#### What to work on:
Rewrite the data from the line with "q21-2-f2den: x² − 9 bbox=[482, 529, 529, 548]" up to and including the line with "q22-minus: − bbox=[442, 585, 455, 604]", renaming "bbox" to "box" and leaving everything else unchanged. Return only those lines.

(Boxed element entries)

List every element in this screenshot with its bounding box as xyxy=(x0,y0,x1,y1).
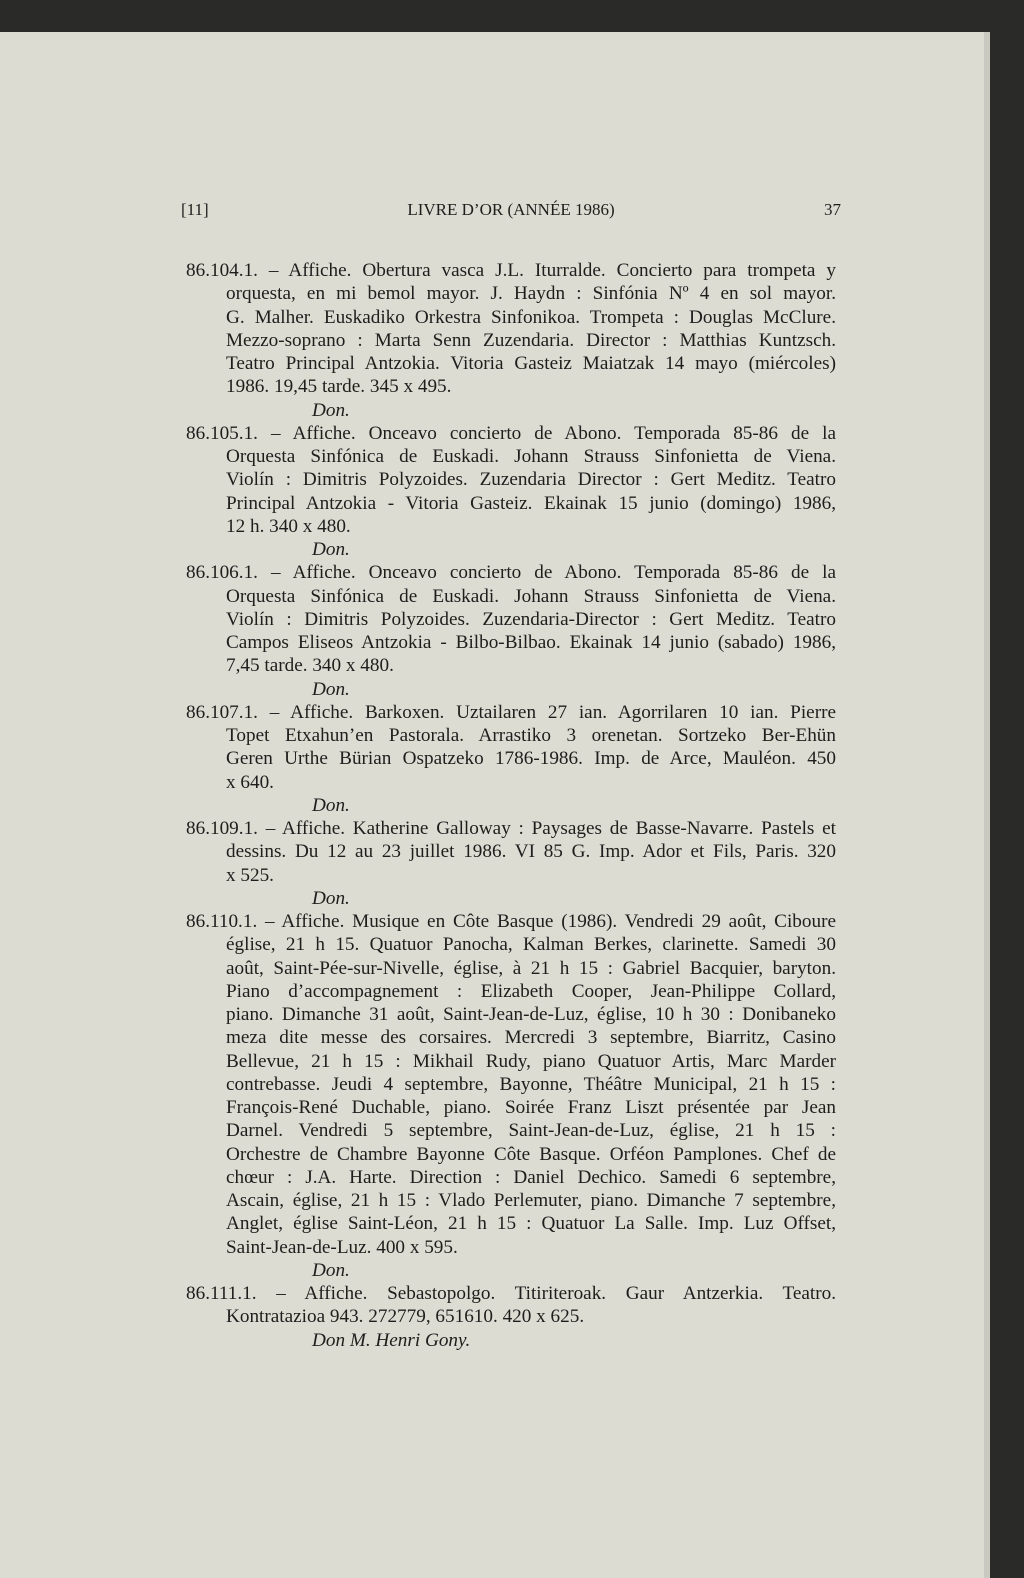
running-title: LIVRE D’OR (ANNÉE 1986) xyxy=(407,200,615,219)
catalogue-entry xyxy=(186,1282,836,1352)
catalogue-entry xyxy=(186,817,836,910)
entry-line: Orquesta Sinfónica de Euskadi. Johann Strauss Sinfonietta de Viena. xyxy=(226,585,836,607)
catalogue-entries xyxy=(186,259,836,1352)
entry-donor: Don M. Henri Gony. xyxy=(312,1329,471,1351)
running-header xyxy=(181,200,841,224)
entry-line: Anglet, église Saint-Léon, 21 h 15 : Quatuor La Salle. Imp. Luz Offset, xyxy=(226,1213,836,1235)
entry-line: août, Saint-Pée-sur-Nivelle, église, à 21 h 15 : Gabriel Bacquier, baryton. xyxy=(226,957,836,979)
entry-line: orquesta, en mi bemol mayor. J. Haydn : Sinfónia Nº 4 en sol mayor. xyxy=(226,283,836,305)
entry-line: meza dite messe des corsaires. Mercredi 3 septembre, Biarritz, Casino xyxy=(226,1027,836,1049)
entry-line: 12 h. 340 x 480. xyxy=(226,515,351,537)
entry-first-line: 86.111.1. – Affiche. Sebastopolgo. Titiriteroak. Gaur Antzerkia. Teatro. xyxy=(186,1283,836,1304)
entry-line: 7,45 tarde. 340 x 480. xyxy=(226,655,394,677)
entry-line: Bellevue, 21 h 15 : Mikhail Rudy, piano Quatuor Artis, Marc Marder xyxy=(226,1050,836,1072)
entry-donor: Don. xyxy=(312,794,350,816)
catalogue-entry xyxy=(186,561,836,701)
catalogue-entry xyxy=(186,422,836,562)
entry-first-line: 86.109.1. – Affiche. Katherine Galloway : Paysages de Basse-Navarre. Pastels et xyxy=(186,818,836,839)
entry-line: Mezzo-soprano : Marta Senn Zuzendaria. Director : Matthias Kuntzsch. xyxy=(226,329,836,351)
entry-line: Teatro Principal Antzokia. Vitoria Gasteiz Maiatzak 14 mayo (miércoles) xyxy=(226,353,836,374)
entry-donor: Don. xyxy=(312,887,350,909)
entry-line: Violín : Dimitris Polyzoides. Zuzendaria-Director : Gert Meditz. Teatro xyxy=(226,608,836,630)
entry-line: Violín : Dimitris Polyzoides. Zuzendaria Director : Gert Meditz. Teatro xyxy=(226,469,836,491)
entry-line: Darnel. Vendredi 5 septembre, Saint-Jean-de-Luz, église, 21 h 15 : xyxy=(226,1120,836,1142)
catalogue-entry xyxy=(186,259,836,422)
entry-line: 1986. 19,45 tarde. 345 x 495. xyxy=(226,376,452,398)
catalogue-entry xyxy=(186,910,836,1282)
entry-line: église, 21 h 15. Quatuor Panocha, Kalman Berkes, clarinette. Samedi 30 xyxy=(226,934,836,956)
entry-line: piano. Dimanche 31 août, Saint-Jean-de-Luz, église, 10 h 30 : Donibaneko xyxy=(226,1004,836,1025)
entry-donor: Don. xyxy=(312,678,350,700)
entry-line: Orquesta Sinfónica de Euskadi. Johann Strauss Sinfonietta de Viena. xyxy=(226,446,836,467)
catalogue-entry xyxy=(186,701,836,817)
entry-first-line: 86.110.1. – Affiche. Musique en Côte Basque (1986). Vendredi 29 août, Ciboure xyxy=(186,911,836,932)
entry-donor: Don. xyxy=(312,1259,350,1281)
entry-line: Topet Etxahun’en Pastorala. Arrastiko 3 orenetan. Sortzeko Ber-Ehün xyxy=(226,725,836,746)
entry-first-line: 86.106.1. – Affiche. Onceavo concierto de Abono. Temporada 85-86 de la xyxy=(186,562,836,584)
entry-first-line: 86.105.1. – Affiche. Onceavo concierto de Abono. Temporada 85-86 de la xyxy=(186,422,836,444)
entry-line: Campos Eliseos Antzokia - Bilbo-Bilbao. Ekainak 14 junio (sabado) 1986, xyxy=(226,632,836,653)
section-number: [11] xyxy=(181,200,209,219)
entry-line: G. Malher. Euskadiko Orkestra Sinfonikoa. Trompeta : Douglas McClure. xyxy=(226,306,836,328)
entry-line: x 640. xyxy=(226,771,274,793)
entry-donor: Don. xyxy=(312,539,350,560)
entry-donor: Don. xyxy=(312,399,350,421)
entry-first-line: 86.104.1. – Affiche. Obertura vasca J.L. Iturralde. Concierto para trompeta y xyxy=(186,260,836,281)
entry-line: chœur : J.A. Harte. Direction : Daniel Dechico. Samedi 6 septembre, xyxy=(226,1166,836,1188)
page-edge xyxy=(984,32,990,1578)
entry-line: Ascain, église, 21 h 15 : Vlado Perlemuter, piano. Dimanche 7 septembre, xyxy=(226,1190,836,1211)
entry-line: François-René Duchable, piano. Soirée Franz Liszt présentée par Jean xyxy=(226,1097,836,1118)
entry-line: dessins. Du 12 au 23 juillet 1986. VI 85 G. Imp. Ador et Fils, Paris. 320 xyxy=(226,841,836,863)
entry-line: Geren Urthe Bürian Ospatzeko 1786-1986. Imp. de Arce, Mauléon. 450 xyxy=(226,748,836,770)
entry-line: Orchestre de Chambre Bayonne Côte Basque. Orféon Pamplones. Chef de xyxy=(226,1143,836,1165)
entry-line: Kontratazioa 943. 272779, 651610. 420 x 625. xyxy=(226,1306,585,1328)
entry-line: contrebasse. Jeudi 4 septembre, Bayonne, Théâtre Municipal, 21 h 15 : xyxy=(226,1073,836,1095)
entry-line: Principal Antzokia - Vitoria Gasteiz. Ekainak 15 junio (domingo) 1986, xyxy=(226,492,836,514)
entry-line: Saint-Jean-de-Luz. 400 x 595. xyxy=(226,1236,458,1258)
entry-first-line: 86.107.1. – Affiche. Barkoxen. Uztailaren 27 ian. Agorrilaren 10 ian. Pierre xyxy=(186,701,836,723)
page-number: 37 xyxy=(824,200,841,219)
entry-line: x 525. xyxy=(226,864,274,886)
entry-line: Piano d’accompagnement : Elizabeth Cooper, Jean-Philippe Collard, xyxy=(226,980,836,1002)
* * *
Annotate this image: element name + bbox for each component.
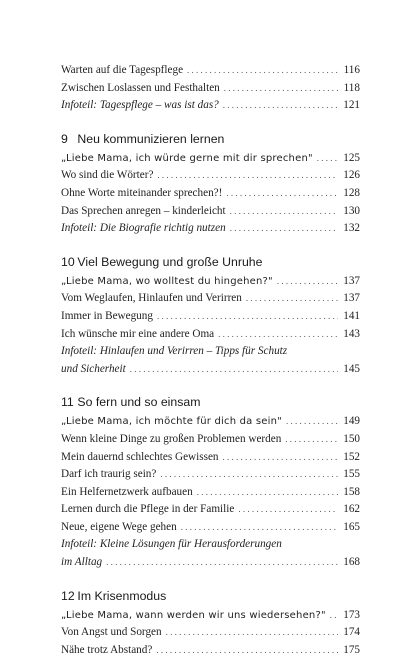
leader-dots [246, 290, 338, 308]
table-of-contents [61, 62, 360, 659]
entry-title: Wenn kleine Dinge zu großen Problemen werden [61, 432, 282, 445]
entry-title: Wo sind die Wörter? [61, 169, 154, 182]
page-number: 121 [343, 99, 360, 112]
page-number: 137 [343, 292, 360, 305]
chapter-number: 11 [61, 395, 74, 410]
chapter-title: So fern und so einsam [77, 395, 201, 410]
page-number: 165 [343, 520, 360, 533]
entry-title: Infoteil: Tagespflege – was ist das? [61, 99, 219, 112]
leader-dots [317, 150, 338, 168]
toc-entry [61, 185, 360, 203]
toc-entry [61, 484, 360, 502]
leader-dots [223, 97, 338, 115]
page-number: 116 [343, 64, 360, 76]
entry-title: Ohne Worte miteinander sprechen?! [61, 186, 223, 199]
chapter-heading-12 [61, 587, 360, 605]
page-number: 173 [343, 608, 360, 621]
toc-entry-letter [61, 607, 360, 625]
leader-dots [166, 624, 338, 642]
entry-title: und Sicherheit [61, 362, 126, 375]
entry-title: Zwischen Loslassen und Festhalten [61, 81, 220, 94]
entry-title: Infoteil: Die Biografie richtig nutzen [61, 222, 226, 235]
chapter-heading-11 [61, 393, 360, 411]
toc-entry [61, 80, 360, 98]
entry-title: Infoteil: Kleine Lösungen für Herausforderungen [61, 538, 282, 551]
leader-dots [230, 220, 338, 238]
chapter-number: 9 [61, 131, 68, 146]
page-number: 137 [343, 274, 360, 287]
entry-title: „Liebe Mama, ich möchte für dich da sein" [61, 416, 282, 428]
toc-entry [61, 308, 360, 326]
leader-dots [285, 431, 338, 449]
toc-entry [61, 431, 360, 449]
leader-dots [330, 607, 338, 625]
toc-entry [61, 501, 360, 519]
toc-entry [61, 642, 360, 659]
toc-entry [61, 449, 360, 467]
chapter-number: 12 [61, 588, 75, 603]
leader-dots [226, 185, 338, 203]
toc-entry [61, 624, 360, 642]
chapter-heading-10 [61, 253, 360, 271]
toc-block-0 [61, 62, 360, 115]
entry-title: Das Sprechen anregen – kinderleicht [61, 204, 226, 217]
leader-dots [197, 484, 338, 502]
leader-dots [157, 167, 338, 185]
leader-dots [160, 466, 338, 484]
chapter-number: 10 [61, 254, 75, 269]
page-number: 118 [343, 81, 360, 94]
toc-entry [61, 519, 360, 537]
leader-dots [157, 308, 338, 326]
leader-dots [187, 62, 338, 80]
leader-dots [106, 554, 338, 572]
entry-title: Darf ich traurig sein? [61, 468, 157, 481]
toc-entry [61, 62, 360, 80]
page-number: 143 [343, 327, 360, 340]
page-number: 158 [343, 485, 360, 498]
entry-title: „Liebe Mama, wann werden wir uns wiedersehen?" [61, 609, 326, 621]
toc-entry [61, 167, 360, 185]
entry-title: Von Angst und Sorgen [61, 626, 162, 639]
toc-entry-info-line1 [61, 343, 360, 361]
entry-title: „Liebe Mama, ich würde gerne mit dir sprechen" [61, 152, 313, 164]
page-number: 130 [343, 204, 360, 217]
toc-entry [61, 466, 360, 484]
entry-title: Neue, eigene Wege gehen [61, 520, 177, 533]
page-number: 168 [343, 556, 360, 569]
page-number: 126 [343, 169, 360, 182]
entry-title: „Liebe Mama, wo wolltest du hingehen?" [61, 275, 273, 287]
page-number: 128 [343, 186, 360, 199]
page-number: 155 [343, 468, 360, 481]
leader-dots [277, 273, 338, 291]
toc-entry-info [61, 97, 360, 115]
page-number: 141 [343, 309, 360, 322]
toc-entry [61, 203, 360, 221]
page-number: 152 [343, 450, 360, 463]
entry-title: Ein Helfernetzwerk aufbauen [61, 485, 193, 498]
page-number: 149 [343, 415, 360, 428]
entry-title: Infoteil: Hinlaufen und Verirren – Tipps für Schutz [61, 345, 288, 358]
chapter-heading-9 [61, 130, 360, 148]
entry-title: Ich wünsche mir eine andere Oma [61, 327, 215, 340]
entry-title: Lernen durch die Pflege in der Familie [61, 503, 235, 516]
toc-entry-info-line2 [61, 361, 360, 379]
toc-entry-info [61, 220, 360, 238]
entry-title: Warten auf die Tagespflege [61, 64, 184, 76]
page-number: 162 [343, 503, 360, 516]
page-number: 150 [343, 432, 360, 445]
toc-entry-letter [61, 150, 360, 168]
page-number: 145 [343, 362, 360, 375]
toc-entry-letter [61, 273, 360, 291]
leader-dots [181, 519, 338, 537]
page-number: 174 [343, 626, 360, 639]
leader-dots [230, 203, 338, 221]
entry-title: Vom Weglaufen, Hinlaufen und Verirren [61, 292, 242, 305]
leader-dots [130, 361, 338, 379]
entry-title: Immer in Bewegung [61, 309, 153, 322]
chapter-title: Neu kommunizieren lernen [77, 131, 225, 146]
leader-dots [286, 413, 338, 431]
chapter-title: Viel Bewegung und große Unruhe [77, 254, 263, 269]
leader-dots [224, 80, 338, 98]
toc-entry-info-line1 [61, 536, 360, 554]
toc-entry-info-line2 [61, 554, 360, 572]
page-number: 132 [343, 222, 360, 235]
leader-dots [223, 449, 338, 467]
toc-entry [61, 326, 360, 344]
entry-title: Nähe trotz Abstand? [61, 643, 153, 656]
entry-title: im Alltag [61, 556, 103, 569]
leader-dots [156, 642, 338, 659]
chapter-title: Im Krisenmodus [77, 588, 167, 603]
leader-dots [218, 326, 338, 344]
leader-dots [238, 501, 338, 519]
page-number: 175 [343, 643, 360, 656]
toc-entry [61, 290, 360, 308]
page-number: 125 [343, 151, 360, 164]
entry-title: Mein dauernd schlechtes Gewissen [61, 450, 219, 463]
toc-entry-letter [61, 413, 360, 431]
---
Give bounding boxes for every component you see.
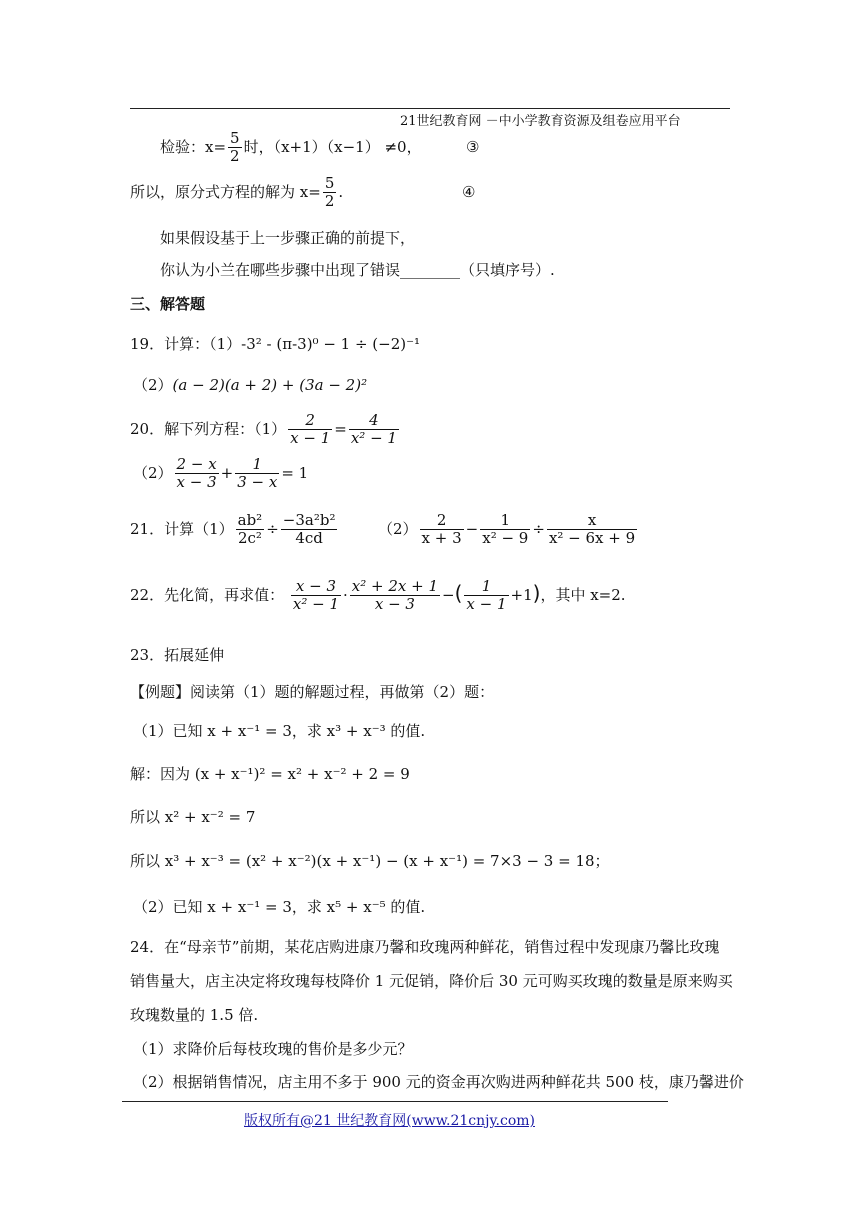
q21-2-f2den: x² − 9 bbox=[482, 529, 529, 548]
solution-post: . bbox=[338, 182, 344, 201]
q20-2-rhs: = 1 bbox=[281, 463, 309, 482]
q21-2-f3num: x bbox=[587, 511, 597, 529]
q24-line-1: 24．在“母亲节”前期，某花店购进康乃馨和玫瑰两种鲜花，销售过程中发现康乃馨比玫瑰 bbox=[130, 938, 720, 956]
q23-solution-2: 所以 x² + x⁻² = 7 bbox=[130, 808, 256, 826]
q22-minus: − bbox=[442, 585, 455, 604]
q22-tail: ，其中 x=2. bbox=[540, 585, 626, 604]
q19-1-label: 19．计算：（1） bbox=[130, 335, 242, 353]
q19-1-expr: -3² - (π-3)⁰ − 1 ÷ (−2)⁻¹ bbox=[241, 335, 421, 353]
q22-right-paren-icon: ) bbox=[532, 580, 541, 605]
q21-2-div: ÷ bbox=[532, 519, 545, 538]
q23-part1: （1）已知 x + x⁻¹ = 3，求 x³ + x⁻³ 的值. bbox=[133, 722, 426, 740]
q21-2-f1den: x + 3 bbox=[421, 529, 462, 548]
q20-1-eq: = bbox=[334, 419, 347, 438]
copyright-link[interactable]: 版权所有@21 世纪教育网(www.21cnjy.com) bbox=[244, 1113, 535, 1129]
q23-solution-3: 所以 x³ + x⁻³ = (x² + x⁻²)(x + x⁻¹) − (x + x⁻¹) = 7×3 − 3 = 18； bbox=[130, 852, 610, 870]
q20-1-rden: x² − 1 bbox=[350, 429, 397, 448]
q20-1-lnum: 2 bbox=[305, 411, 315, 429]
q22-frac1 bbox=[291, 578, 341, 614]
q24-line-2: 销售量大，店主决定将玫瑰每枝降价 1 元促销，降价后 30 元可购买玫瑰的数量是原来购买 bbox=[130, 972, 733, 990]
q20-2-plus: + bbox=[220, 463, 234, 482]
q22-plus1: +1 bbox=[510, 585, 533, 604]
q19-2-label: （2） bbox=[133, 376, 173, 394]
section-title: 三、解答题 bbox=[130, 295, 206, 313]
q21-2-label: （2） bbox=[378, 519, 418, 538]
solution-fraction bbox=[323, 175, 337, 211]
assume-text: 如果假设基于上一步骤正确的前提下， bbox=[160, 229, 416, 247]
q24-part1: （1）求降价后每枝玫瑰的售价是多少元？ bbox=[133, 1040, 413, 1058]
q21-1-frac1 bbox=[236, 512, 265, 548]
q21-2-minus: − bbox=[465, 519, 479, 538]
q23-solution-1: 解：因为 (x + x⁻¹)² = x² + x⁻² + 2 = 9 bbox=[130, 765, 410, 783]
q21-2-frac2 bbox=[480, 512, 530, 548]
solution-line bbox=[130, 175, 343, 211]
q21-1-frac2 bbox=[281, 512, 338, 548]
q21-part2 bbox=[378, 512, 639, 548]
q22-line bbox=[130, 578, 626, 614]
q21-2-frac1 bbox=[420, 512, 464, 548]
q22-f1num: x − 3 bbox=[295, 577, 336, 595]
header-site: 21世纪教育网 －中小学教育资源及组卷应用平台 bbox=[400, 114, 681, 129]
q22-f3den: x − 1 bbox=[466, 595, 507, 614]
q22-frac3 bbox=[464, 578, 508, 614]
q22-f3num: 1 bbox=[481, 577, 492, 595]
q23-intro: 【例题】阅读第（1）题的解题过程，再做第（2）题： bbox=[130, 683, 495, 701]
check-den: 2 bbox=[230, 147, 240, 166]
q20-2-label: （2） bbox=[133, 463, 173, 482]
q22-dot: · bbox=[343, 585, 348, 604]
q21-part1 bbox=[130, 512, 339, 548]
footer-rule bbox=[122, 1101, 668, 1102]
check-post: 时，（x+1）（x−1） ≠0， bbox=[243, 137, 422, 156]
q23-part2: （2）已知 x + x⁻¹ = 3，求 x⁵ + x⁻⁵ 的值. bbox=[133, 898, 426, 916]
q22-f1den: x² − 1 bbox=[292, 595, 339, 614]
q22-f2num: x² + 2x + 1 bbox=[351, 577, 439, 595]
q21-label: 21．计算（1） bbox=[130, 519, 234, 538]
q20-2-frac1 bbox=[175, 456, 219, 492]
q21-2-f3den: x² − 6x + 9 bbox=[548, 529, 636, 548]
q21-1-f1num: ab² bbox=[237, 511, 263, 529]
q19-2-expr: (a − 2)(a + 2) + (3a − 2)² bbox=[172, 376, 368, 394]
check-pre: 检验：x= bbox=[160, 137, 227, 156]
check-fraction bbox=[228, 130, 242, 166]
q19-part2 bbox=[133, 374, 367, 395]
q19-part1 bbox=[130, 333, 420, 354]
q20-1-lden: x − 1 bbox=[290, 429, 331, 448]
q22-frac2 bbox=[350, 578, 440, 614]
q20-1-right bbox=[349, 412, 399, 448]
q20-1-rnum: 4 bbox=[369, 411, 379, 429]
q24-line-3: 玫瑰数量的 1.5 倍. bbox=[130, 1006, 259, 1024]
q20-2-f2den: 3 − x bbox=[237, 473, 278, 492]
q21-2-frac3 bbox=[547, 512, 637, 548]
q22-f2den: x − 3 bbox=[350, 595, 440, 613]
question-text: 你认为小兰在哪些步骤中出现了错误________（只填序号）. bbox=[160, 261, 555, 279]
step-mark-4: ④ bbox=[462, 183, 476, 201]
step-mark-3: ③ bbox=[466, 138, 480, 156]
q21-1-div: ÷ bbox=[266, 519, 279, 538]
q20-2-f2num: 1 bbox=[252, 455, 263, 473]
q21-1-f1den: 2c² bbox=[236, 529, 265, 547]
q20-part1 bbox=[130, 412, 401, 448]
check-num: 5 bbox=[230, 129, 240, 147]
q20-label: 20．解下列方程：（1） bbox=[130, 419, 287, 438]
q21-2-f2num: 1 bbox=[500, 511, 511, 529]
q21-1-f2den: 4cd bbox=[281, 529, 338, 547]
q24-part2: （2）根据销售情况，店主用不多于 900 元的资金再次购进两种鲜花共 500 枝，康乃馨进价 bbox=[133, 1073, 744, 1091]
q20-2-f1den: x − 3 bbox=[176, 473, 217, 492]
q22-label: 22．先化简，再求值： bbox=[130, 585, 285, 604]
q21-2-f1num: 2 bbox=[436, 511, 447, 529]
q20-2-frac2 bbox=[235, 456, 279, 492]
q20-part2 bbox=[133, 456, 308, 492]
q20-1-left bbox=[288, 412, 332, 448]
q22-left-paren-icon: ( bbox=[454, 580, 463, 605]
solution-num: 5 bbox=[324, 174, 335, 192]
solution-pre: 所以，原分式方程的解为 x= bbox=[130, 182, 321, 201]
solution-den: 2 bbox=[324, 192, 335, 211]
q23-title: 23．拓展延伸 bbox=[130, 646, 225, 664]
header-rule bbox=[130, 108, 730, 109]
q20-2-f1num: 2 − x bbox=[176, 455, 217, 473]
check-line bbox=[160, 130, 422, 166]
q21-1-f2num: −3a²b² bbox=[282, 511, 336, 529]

#### Solution to this task:
q21-2-f2den: x² − 9 box=[482, 529, 529, 548]
solution-post: . box=[338, 182, 344, 201]
q20-2-rhs: = 1 box=[281, 463, 309, 482]
q21-2-f3num: x box=[587, 511, 597, 529]
q24-line-1: 24．在“母亲节”前期，某花店购进康乃馨和玫瑰两种鲜花，销售过程中发现康乃馨比玫瑰 box=[130, 938, 720, 956]
q23-solution-2: 所以 x² + x⁻² = 7 box=[130, 808, 256, 826]
q22-minus: − box=[442, 585, 455, 604]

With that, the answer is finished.